* Aim *
Repeat all of the records verbatim.

* Dataset entries *
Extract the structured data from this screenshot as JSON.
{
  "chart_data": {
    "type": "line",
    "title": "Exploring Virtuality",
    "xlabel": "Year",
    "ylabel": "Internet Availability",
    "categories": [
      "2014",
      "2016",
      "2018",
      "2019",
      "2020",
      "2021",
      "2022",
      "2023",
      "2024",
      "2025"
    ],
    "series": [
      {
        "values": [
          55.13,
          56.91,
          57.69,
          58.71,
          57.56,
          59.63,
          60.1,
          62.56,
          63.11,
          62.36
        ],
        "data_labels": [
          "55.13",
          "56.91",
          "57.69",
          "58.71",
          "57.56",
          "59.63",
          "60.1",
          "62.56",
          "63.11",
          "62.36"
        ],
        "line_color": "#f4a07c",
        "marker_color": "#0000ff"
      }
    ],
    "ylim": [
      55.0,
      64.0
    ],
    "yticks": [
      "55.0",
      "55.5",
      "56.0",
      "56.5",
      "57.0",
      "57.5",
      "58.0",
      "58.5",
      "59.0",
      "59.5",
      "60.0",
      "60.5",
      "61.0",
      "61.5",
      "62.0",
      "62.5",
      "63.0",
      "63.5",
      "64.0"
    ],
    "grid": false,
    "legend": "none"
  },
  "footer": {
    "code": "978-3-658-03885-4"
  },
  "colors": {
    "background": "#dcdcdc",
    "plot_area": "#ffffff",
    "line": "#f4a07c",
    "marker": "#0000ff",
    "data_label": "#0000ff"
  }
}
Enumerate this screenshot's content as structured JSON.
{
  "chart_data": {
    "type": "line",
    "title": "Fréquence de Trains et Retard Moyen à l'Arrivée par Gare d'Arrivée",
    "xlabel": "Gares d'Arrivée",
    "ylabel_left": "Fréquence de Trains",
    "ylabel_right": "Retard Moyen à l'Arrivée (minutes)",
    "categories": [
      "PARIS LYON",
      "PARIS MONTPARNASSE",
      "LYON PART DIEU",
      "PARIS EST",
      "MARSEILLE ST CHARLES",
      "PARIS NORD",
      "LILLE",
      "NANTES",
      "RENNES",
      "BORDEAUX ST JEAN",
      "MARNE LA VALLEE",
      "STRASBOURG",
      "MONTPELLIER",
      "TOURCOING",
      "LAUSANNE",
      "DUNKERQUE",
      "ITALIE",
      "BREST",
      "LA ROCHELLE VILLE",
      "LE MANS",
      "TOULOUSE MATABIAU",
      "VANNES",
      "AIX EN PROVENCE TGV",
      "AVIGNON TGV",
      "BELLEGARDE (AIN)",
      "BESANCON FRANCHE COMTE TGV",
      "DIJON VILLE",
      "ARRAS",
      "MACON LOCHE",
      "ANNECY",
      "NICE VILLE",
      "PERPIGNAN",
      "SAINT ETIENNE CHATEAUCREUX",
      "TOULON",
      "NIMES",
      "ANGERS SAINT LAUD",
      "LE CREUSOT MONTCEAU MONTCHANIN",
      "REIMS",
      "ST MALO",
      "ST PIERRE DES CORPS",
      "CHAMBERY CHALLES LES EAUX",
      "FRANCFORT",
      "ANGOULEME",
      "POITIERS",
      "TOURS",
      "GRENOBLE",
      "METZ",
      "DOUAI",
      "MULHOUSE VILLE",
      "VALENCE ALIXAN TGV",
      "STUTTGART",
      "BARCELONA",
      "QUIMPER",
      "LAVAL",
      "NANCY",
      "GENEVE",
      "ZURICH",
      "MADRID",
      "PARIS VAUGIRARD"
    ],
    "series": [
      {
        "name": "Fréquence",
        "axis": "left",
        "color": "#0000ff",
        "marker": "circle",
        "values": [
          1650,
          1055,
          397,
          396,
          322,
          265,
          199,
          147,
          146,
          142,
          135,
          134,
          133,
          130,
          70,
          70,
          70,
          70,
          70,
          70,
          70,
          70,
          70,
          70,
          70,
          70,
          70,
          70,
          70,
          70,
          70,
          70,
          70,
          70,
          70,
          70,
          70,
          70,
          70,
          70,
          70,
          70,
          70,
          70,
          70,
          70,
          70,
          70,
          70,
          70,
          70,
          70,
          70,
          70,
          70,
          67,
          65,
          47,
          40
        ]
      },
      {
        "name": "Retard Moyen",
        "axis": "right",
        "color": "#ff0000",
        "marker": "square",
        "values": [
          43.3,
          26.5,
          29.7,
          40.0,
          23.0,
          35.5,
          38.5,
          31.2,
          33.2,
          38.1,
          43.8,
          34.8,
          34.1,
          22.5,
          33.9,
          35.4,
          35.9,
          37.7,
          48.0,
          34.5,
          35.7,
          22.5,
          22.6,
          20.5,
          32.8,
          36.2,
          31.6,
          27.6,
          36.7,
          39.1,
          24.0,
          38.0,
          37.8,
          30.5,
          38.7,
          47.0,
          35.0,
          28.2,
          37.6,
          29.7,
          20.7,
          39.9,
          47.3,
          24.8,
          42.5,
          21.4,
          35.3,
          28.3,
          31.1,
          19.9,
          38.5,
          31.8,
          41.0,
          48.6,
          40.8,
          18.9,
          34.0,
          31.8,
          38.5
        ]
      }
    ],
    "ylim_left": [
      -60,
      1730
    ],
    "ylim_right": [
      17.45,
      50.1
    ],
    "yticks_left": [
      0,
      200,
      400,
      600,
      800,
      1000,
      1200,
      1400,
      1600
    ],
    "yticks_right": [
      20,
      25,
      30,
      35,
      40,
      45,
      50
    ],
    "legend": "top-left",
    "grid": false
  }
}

* Complete response *
Extract the structured data from this screenshot as JSON.
{
  "chart_data": {
    "type": "line",
    "title": "Exploring Virtuality",
    "xlabel": "Year",
    "ylabel": "Internet Availability",
    "categories": [
      "2014",
      "2016",
      "2018",
      "2019",
      "2020",
      "2021",
      "2022",
      "2023",
      "2024",
      "2025"
    ],
    "series": [
      {
        "values": [
          55.13,
          56.91,
          57.69,
          58.71,
          57.56,
          59.63,
          60.1,
          62.56,
          63.11,
          62.36
        ],
        "data_labels": [
          "55.13",
          "56.91",
          "57.69",
          "58.71",
          "57.56",
          "59.63",
          "60.1",
          "62.56",
          "63.11",
          "62.36"
        ],
        "line_color": "#f4a07c",
        "marker_color": "#0000ff"
      }
    ],
    "ylim": [
      55.0,
      64.0
    ],
    "yticks": [
      "55.0",
      "55.5",
      "56.0",
      "56.5",
      "57.0",
      "57.5",
      "58.0",
      "58.5",
      "59.0",
      "59.5",
      "60.0",
      "60.5",
      "61.0",
      "61.5",
      "62.0",
      "62.5",
      "63.0",
      "63.5",
      "64.0"
    ],
    "grid": false,
    "legend": "none"
  },
  "footer": {
    "code": "978-3-658-03885-4"
  },
  "colors": {
    "background": "#dcdcdc",
    "plot_area": "#ffffff",
    "line": "#f4a07c",
    "marker": "#0000ff",
    "data_label": "#0000ff"
  }
}
Enumerate this screenshot's content as structured JSON.
{
  "chart_data": {
    "type": "line",
    "title": "Fréquence de Trains et Retard Moyen à l'Arrivée par Gare d'Arrivée",
    "xlabel": "Gares d'Arrivée",
    "ylabel_left": "Fréquence de Trains",
    "ylabel_right": "Retard Moyen à l'Arrivée (minutes)",
    "categories": [
      "PARIS LYON",
      "PARIS MONTPARNASSE",
      "LYON PART DIEU",
      "PARIS EST",
      "MARSEILLE ST CHARLES",
      "PARIS NORD",
      "LILLE",
      "NANTES",
      "RENNES",
      "BORDEAUX ST JEAN",
      "MARNE LA VALLEE",
      "STRASBOURG",
      "MONTPELLIER",
      "TOURCOING",
      "LAUSANNE",
      "DUNKERQUE",
      "ITALIE",
      "BREST",
      "LA ROCHELLE VILLE",
      "LE MANS",
      "TOULOUSE MATABIAU",
      "VANNES",
      "AIX EN PROVENCE TGV",
      "AVIGNON TGV",
      "BELLEGARDE (AIN)",
      "BESANCON FRANCHE COMTE TGV",
      "DIJON VILLE",
      "ARRAS",
      "MACON LOCHE",
      "ANNECY",
      "NICE VILLE",
      "PERPIGNAN",
      "SAINT ETIENNE CHATEAUCREUX",
      "TOULON",
      "NIMES",
      "ANGERS SAINT LAUD",
      "LE CREUSOT MONTCEAU MONTCHANIN",
      "REIMS",
      "ST MALO",
      "ST PIERRE DES CORPS",
      "CHAMBERY CHALLES LES EAUX",
      "FRANCFORT",
      "ANGOULEME",
      "POITIERS",
      "TOURS",
      "GRENOBLE",
      "METZ",
      "DOUAI",
      "MULHOUSE VILLE",
      "VALENCE ALIXAN TGV",
      "STUTTGART",
      "BARCELONA",
      "QUIMPER",
      "LAVAL",
      "NANCY",
      "GENEVE",
      "ZURICH",
      "MADRID",
      "PARIS VAUGIRARD"
    ],
    "series": [
      {
        "name": "Fréquence",
        "axis": "left",
        "color": "#0000ff",
        "marker": "circle",
        "values": [
          1650,
          1055,
          397,
          396,
          322,
          265,
          199,
          147,
          146,
          142,
          135,
          134,
          133,
          130,
          70,
          70,
          70,
          70,
          70,
          70,
          70,
          70,
          70,
          70,
          70,
          70,
          70,
          70,
          70,
          70,
          70,
          70,
          70,
          70,
          70,
          70,
          70,
          70,
          70,
          70,
          70,
          70,
          70,
          70,
          70,
          70,
          70,
          70,
          70,
          70,
          70,
          70,
          70,
          70,
          70,
          67,
          65,
          47,
          40
        ]
      },
      {
        "name": "Retard Moyen",
        "axis": "right",
        "color": "#ff0000",
        "marker": "square",
        "values": [
          43.3,
          26.5,
          29.7,
          40.0,
          23.0,
          35.5,
          38.5,
          31.2,
          33.2,
          38.1,
          43.8,
          34.8,
          34.1,
          22.5,
          33.9,
          35.4,
          35.9,
          37.7,
          48.0,
          34.5,
          35.7,
          22.5,
          22.6,
          20.5,
          32.8,
          36.2,
          31.6,
          27.6,
          36.7,
          39.1,
          24.0,
          38.0,
          37.8,
          30.5,
          38.7,
          47.0,
          35.0,
          28.2,
          37.6,
          29.7,
          20.7,
          39.9,
          47.3,
          24.8,
          42.5,
          21.4,
          35.3,
          28.3,
          31.1,
          19.9,
          38.5,
          31.8,
          41.0,
          48.6,
          40.8,
          18.9,
          34.0,
          31.8,
          38.5
        ]
      }
    ],
    "ylim_left": [
      -60,
      1730
    ],
    "ylim_right": [
      17.45,
      50.1
    ],
    "yticks_left": [
      0,
      200,
      400,
      600,
      800,
      1000,
      1200,
      1400,
      1600
    ],
    "yticks_right": [
      20,
      25,
      30,
      35,
      40,
      45,
      50
    ],
    "legend": "top-left",
    "grid": false
  }
}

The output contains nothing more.